Records supplied –
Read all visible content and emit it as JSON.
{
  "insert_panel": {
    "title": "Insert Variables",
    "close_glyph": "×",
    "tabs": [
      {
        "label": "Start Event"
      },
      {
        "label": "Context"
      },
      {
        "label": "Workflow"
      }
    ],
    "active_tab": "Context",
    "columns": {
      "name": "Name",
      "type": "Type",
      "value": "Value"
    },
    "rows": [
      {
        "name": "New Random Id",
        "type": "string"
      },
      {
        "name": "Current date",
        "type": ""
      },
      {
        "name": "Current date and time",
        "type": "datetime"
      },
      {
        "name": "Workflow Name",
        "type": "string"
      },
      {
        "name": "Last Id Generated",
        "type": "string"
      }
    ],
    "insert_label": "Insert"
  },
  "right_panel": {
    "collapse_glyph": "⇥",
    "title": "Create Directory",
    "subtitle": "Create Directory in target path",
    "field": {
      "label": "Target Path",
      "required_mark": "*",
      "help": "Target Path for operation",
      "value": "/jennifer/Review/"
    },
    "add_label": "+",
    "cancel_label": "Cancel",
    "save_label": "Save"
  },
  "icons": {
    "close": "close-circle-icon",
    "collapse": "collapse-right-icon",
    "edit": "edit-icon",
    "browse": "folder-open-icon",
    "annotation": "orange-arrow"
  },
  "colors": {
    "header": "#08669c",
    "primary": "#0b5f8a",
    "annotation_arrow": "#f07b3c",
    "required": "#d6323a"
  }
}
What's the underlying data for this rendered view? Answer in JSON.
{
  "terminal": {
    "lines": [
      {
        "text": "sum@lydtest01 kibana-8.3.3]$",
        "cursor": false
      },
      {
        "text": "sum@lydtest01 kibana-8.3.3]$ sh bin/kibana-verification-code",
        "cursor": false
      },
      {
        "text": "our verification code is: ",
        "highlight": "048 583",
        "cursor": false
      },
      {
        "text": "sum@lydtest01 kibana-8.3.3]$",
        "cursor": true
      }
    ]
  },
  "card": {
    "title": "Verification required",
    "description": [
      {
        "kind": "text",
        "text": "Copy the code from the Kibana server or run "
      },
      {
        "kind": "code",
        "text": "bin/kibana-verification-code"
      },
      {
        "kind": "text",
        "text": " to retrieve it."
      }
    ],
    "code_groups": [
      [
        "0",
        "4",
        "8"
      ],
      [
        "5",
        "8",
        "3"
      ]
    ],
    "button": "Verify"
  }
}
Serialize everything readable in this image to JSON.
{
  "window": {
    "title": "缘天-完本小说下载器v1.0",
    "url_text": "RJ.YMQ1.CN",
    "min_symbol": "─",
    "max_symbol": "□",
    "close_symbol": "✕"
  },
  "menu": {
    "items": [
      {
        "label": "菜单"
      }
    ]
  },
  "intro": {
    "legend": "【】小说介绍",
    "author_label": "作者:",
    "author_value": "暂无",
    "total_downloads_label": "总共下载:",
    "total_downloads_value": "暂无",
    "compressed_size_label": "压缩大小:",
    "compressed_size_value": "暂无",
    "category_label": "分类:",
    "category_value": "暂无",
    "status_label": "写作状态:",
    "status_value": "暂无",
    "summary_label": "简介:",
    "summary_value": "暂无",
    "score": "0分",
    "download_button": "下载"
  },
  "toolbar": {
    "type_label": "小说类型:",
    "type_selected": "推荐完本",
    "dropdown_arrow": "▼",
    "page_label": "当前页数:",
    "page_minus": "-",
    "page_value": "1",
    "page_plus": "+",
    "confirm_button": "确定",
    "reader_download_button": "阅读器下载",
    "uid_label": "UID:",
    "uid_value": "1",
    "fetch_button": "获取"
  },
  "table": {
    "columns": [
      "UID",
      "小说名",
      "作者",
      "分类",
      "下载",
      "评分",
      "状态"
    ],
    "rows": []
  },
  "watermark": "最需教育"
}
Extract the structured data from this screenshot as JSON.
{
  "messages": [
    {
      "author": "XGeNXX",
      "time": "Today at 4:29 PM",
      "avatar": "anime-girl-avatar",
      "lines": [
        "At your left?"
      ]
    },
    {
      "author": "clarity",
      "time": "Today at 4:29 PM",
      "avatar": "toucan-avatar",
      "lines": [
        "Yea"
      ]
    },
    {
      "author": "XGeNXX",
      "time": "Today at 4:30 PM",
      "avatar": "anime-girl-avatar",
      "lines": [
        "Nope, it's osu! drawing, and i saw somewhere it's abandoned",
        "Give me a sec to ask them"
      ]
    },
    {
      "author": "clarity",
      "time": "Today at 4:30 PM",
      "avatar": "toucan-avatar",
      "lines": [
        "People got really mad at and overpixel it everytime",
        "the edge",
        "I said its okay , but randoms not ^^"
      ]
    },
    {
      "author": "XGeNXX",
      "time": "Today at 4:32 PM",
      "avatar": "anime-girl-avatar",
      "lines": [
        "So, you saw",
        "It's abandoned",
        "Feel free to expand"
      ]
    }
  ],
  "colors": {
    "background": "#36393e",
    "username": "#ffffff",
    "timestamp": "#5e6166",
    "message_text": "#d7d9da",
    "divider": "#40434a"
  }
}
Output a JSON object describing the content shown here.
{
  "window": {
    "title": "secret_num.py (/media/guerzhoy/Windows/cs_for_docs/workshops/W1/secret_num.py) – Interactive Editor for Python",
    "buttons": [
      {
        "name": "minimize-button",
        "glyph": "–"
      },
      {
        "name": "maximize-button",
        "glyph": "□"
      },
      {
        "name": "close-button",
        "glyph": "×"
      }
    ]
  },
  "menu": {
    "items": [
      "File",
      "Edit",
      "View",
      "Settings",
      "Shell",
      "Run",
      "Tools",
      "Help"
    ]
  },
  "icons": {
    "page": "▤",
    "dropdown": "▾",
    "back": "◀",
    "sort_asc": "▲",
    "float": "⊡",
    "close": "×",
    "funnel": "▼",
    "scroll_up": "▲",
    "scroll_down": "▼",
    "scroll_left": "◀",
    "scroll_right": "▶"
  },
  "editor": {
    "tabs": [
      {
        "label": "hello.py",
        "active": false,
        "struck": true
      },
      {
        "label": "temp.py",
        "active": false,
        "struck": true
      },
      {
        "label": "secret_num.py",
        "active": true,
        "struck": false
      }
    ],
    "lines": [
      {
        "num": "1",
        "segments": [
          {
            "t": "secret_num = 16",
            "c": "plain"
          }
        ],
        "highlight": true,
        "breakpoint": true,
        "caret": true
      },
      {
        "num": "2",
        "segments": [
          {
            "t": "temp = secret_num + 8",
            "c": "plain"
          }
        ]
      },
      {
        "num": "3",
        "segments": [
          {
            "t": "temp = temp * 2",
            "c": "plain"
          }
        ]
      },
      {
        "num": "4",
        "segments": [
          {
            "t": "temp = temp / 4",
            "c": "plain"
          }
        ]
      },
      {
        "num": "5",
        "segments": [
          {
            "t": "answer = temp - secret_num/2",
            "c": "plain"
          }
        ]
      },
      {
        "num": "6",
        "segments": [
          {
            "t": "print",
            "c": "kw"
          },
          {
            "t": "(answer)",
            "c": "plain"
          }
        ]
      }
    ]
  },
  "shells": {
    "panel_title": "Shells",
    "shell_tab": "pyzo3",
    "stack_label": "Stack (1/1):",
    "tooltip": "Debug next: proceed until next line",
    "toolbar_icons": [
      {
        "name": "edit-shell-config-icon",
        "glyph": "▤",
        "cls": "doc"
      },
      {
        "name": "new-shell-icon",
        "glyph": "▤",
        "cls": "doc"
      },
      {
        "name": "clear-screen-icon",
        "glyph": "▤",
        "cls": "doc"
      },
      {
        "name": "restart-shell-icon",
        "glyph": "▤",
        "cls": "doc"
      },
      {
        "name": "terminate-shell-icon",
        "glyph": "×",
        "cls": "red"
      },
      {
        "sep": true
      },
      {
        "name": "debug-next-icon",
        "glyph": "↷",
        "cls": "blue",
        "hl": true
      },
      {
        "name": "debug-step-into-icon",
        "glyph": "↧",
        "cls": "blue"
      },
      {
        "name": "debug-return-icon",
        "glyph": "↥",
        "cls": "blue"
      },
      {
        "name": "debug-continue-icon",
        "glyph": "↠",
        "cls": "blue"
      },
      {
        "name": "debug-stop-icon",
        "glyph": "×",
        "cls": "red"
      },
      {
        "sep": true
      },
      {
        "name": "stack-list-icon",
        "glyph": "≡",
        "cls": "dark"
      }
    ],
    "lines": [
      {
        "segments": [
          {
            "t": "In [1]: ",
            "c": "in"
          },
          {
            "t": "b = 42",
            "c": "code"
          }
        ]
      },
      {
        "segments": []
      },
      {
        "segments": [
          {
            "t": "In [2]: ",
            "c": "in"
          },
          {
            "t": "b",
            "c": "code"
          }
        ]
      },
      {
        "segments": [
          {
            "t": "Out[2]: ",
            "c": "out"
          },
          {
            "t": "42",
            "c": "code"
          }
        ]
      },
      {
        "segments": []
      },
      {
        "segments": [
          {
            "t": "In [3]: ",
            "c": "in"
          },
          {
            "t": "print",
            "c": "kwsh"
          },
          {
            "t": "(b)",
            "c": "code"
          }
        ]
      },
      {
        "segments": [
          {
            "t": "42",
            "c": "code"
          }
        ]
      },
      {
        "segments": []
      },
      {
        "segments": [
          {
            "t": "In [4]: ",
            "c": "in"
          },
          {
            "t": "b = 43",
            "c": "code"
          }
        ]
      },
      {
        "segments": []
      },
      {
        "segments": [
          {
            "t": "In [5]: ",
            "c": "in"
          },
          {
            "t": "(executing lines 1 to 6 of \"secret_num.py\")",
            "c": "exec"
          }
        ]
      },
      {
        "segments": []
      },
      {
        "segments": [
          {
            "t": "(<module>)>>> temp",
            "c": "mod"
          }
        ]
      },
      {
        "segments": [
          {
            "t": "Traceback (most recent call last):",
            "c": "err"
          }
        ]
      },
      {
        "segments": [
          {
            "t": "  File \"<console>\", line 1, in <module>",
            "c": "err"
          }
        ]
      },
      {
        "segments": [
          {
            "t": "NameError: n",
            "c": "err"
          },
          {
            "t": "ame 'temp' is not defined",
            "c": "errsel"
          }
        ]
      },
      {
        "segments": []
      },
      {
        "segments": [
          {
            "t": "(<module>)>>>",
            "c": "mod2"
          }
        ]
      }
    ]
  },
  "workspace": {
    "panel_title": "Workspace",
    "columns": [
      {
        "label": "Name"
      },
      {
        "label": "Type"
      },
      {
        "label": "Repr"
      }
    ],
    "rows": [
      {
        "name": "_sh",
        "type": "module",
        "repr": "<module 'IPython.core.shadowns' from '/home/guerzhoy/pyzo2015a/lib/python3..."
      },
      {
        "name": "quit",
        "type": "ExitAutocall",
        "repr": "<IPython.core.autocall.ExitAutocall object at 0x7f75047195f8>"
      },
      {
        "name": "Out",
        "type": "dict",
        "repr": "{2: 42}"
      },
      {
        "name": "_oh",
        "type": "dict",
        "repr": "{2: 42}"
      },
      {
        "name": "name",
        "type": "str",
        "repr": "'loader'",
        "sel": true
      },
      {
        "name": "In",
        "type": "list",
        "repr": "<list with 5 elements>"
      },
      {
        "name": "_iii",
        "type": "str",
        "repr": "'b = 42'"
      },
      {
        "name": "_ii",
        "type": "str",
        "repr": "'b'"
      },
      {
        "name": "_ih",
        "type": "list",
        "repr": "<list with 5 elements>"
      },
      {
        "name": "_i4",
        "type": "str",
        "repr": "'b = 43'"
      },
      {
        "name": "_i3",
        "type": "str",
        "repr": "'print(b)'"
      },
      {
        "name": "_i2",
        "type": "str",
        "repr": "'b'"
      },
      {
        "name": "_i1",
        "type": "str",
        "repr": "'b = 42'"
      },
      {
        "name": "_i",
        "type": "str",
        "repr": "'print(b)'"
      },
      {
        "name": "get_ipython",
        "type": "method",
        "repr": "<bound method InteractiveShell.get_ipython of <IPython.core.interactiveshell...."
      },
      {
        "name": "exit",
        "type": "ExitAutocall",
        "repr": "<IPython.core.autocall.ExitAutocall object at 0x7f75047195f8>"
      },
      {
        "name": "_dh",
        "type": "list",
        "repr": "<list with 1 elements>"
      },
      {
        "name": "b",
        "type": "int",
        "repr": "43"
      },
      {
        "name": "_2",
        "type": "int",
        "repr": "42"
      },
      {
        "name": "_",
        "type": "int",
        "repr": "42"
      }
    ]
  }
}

What is expected –
Only lines with "next" are wanted here; list each of them.

Task answer –
    "tooltip": "Debug next: proceed until next line",
        "name": "debug-next-icon",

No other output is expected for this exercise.